- Prompt: Every record should be written out exactly, with the pictures left out.

[Stored items]
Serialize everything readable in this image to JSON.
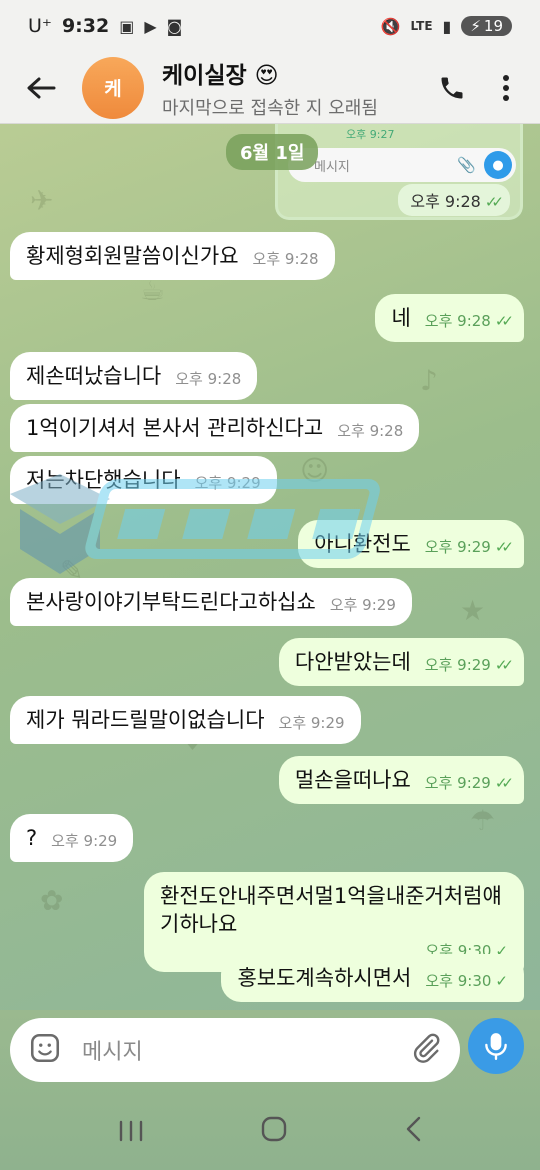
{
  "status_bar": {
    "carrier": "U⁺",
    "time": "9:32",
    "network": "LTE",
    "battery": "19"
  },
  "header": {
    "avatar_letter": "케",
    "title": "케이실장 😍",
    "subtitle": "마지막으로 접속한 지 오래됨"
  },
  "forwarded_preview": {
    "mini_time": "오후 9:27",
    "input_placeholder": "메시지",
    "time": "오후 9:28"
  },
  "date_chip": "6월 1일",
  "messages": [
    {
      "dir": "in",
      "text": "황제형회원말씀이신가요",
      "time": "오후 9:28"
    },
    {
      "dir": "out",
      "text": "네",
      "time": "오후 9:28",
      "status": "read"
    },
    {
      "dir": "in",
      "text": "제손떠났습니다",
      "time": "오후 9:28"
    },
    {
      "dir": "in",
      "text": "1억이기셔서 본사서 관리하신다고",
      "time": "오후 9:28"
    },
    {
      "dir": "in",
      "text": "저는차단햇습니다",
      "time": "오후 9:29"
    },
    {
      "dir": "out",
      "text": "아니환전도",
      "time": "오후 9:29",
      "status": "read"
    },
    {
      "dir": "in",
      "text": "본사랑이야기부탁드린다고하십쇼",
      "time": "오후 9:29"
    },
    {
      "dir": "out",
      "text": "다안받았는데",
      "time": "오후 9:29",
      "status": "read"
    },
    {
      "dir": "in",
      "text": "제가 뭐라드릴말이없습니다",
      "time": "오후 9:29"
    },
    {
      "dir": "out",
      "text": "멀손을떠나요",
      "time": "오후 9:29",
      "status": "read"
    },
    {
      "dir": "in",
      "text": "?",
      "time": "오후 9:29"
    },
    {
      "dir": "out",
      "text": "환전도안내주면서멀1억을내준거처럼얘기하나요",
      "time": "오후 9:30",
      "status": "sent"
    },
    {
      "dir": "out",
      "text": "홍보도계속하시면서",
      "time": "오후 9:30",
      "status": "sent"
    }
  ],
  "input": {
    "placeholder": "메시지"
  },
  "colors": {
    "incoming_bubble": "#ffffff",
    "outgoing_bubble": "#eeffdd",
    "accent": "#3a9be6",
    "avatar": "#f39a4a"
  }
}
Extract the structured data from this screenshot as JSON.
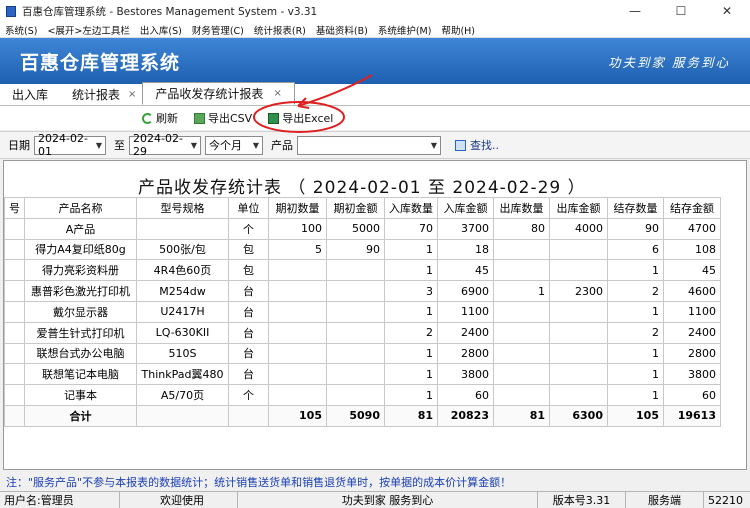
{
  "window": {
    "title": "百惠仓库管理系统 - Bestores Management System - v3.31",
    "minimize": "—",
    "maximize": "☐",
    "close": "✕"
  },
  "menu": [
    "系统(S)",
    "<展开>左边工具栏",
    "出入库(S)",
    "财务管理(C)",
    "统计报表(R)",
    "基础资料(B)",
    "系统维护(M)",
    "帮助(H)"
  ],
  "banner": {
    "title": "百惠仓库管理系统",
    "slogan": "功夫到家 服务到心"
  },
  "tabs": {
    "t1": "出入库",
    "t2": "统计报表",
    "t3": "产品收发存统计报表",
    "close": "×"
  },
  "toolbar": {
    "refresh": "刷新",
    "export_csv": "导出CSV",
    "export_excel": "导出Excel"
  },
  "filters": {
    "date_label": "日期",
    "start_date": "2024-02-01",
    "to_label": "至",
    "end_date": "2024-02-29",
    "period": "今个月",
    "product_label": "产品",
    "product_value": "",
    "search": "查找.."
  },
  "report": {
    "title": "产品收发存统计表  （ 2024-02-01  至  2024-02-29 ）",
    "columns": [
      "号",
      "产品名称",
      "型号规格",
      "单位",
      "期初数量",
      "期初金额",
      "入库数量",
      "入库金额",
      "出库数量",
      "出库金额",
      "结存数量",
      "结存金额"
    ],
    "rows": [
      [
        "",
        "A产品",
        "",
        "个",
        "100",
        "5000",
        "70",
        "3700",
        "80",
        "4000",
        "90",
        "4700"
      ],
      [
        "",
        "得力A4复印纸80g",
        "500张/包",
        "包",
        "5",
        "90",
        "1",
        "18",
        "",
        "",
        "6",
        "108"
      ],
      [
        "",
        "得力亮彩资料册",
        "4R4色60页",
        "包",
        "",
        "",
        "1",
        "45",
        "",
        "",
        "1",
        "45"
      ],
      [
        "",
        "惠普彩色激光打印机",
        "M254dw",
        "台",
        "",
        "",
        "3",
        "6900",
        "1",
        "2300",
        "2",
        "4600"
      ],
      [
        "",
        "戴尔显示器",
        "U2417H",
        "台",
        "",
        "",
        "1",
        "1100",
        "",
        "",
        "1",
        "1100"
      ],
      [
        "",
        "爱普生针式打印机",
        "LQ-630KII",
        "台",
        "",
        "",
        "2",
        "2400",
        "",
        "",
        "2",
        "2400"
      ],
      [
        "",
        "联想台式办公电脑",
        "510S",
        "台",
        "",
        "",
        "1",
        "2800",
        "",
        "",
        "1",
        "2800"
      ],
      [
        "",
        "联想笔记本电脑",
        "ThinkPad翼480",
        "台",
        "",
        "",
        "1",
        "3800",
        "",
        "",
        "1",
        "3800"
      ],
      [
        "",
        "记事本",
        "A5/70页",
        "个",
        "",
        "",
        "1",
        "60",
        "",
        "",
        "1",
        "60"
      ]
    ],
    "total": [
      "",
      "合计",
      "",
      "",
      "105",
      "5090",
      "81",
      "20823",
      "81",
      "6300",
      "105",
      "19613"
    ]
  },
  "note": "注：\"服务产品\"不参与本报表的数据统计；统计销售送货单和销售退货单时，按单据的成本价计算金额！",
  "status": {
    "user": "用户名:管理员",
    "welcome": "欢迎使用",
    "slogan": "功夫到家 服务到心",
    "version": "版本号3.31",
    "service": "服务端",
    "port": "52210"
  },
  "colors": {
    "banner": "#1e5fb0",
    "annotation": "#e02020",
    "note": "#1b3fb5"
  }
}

- Full output:
Serialize everything readable in this image to JSON.
{
  "status_bar": {
    "carrier": "U⁺",
    "time": "9:32",
    "network": "LTE",
    "battery": "19"
  },
  "header": {
    "avatar_letter": "케",
    "title": "케이실장 😍",
    "subtitle": "마지막으로 접속한 지 오래됨"
  },
  "forwarded_preview": {
    "mini_time": "오후 9:27",
    "input_placeholder": "메시지",
    "time": "오후 9:28"
  },
  "date_chip": "6월 1일",
  "messages": [
    {
      "dir": "in",
      "text": "황제형회원말씀이신가요",
      "time": "오후 9:28"
    },
    {
      "dir": "out",
      "text": "네",
      "time": "오후 9:28",
      "status": "read"
    },
    {
      "dir": "in",
      "text": "제손떠났습니다",
      "time": "오후 9:28"
    },
    {
      "dir": "in",
      "text": "1억이기셔서 본사서 관리하신다고",
      "time": "오후 9:28"
    },
    {
      "dir": "in",
      "text": "저는차단햇습니다",
      "time": "오후 9:29"
    },
    {
      "dir": "out",
      "text": "아니환전도",
      "time": "오후 9:29",
      "status": "read"
    },
    {
      "dir": "in",
      "text": "본사랑이야기부탁드린다고하십쇼",
      "time": "오후 9:29"
    },
    {
      "dir": "out",
      "text": "다안받았는데",
      "time": "오후 9:29",
      "status": "read"
    },
    {
      "dir": "in",
      "text": "제가 뭐라드릴말이없습니다",
      "time": "오후 9:29"
    },
    {
      "dir": "out",
      "text": "멀손을떠나요",
      "time": "오후 9:29",
      "status": "read"
    },
    {
      "dir": "in",
      "text": "?",
      "time": "오후 9:29"
    },
    {
      "dir": "out",
      "text": "환전도안내주면서멀1억을내준거처럼얘기하나요",
      "time": "오후 9:30",
      "status": "sent"
    },
    {
      "dir": "out",
      "text": "홍보도계속하시면서",
      "time": "오후 9:30",
      "status": "sent"
    }
  ],
  "input": {
    "placeholder": "메시지"
  },
  "colors": {
    "incoming_bubble": "#ffffff",
    "outgoing_bubble": "#eeffdd",
    "accent": "#3a9be6",
    "avatar": "#f39a4a"
  }
}
Extract the structured data from this screenshot as JSON.
{
  "window": {
    "title": "百惠仓库管理系统 - Bestores Management System - v3.31",
    "minimize": "—",
    "maximize": "☐",
    "close": "✕"
  },
  "menu": [
    "系统(S)",
    "<展开>左边工具栏",
    "出入库(S)",
    "财务管理(C)",
    "统计报表(R)",
    "基础资料(B)",
    "系统维护(M)",
    "帮助(H)"
  ],
  "banner": {
    "title": "百惠仓库管理系统",
    "slogan": "功夫到家 服务到心"
  },
  "tabs": {
    "t1": "出入库",
    "t2": "统计报表",
    "t3": "产品收发存统计报表",
    "close": "×"
  },
  "toolbar": {
    "refresh": "刷新",
    "export_csv": "导出CSV",
    "export_excel": "导出Excel"
  },
  "filters": {
    "date_label": "日期",
    "start_date": "2024-02-01",
    "to_label": "至",
    "end_date": "2024-02-29",
    "period": "今个月",
    "product_label": "产品",
    "product_value": "",
    "search": "查找.."
  },
  "report": {
    "title": "产品收发存统计表  （ 2024-02-01  至  2024-02-29 ）",
    "columns": [
      "号",
      "产品名称",
      "型号规格",
      "单位",
      "期初数量",
      "期初金额",
      "入库数量",
      "入库金额",
      "出库数量",
      "出库金额",
      "结存数量",
      "结存金额"
    ],
    "rows": [
      [
        "",
        "A产品",
        "",
        "个",
        "100",
        "5000",
        "70",
        "3700",
        "80",
        "4000",
        "90",
        "4700"
      ],
      [
        "",
        "得力A4复印纸80g",
        "500张/包",
        "包",
        "5",
        "90",
        "1",
        "18",
        "",
        "",
        "6",
        "108"
      ],
      [
        "",
        "得力亮彩资料册",
        "4R4色60页",
        "包",
        "",
        "",
        "1",
        "45",
        "",
        "",
        "1",
        "45"
      ],
      [
        "",
        "惠普彩色激光打印机",
        "M254dw",
        "台",
        "",
        "",
        "3",
        "6900",
        "1",
        "2300",
        "2",
        "4600"
      ],
      [
        "",
        "戴尔显示器",
        "U2417H",
        "台",
        "",
        "",
        "1",
        "1100",
        "",
        "",
        "1",
        "1100"
      ],
      [
        "",
        "爱普生针式打印机",
        "LQ-630KII",
        "台",
        "",
        "",
        "2",
        "2400",
        "",
        "",
        "2",
        "2400"
      ],
      [
        "",
        "联想台式办公电脑",
        "510S",
        "台",
        "",
        "",
        "1",
        "2800",
        "",
        "",
        "1",
        "2800"
      ],
      [
        "",
        "联想笔记本电脑",
        "ThinkPad翼480",
        "台",
        "",
        "",
        "1",
        "3800",
        "",
        "",
        "1",
        "3800"
      ],
      [
        "",
        "记事本",
        "A5/70页",
        "个",
        "",
        "",
        "1",
        "60",
        "",
        "",
        "1",
        "60"
      ]
    ],
    "total": [
      "",
      "合计",
      "",
      "",
      "105",
      "5090",
      "81",
      "20823",
      "81",
      "6300",
      "105",
      "19613"
    ]
  },
  "note": "注：\"服务产品\"不参与本报表的数据统计；统计销售送货单和销售退货单时，按单据的成本价计算金额！",
  "status": {
    "user": "用户名:管理员",
    "welcome": "欢迎使用",
    "slogan": "功夫到家 服务到心",
    "version": "版本号3.31",
    "service": "服务端",
    "port": "52210"
  },
  "colors": {
    "banner": "#1e5fb0",
    "annotation": "#e02020",
    "note": "#1b3fb5"
  }
}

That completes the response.